▶ TO BE DONE:
Reproduce every record exactly as it appears, but not the pictures.

▶ EXERCISE MATERIALS:
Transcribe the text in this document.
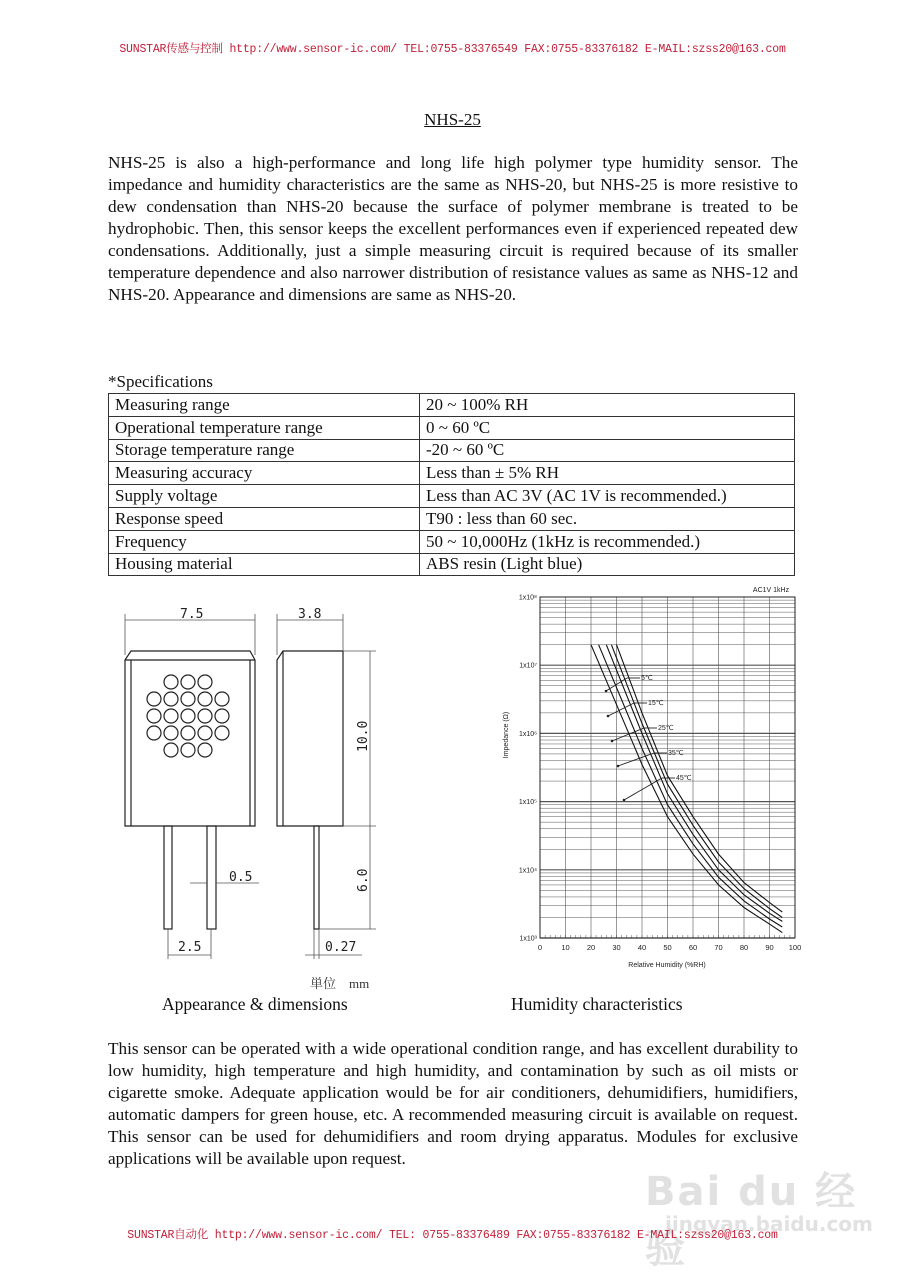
SUNSTAR传感与控制 http://www.sensor-ic.com/ TEL:0755-83376549 FAX:0755-83376182 E-MAIL:szss20@163.com
NHS-25
NHS-25 is also a high-performance and long life high polymer type humidity sensor. The impedance and humidity characteristics are the same as NHS-20, but NHS-25 is more resistive to dew condensation than NHS-20 because the surface of polymer membrane is treated to be hydrophobic. Then, this sensor keeps the excellent performances even if experienced repeated dew condensations. Additionally, just a simple measuring circuit is required because of its smaller temperature dependence and also narrower distribution of resistance values as same as NHS-12 and NHS-20. Appearance and dimensions are same as NHS-20.
*Specifications
Measuring range	20 ~ 100% RH
Operational temperature range	0 ~ 60 ºC
Storage temperature range	-20 ~ 60 ºC
Measuring accuracy	Less than ± 5% RH
Supply voltage	Less than AC 3V (AC 1V is recommended.)
Response speed	T90 : less than 60 sec.
Frequency	50 ~ 10,000Hz (1kHz is recommended.)
Housing material	ABS resin (Light blue)
7.5	3.8
10.0
6.0
0.5
2.5	0.27
単位　mm
1x10³
1x10⁴
1x10⁵
1x10⁶
1x10⁷
1x10⁸
0	10 20 30 40 50 60 70 80 90 100
AC1V 1kHz
Impedance (Ω)
Relative Humidity (%RH)
5℃
15℃
25℃
35℃
45℃
Appearance & dimensions	Humidity characteristics
This sensor can be operated with a wide operational condition range, and has excellent durability to low humidity, high temperature and high humidity, and contamination by such as oil mists or cigarette smoke. Adequate application would be for air conditioners, dehumidifiers, humidifiers, automatic dampers for green house, etc. A recommended measuring circuit is available on request. This sensor can be used for dehumidifiers and room drying apparatus. Modules for exclusive applications will be available upon request.
Bai du 经验
jingyan.baidu.com
SUNSTAR自动化 http://www.sensor-ic.com/ TEL: 0755-83376489 FAX:0755-83376182 E-MAIL:szss20@163.com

▶ RESULT OF THIS TASK:
Transcribe the text in this document.
SUNSTAR传感与控制 http://www.sensor-ic.com/ TEL:0755-83376549 FAX:0755-83376182 E-MAIL:szss20@163.com
NHS-25
NHS-25 is also a high-performance and long life high polymer type humidity sensor. The impedance and humidity characteristics are the same as NHS-20, but NHS-25 is more resistive to dew condensation than NHS-20 because the surface of polymer membrane is treated to be hydrophobic. Then, this sensor keeps the excellent performances even if experienced repeated dew condensations. Additionally, just a simple measuring circuit is required because of its smaller temperature dependence and also narrower distribution of resistance values as same as NHS-12 and NHS-20. Appearance and dimensions are same as NHS-20.
*Specifications
Measuring range	20 ~ 100% RH
Operational temperature range	0 ~ 60 ºC
Storage temperature range	-20 ~ 60 ºC
Measuring accuracy	Less than ± 5% RH
Supply voltage	Less than AC 3V (AC 1V is recommended.)
Response speed	T90 : less than 60 sec.
Frequency	50 ~ 10,000Hz (1kHz is recommended.)
Housing material	ABS resin (Light blue)
7.5	3.8
10.0
6.0
0.5
2.5	0.27
単位　mm
1x10³
1x10⁴
1x10⁵
1x10⁶
1x10⁷
1x10⁸
0	10 20 30 40 50 60 70 80 90 100
AC1V 1kHz
Impedance (Ω)
Relative Humidity (%RH)
5℃
15℃
25℃
35℃
45℃
Appearance & dimensions	Humidity characteristics
This sensor can be operated with a wide operational condition range, and has excellent durability to low humidity, high temperature and high humidity, and contamination by such as oil mists or cigarette smoke. Adequate application would be for air conditioners, dehumidifiers, humidifiers, automatic dampers for green house, etc. A recommended measuring circuit is available on request. This sensor can be used for dehumidifiers and room drying apparatus. Modules for exclusive applications will be available upon request.
Bai du 经验
jingyan.baidu.com
SUNSTAR自动化 http://www.sensor-ic.com/ TEL: 0755-83376489 FAX:0755-83376182 E-MAIL:szss20@163.com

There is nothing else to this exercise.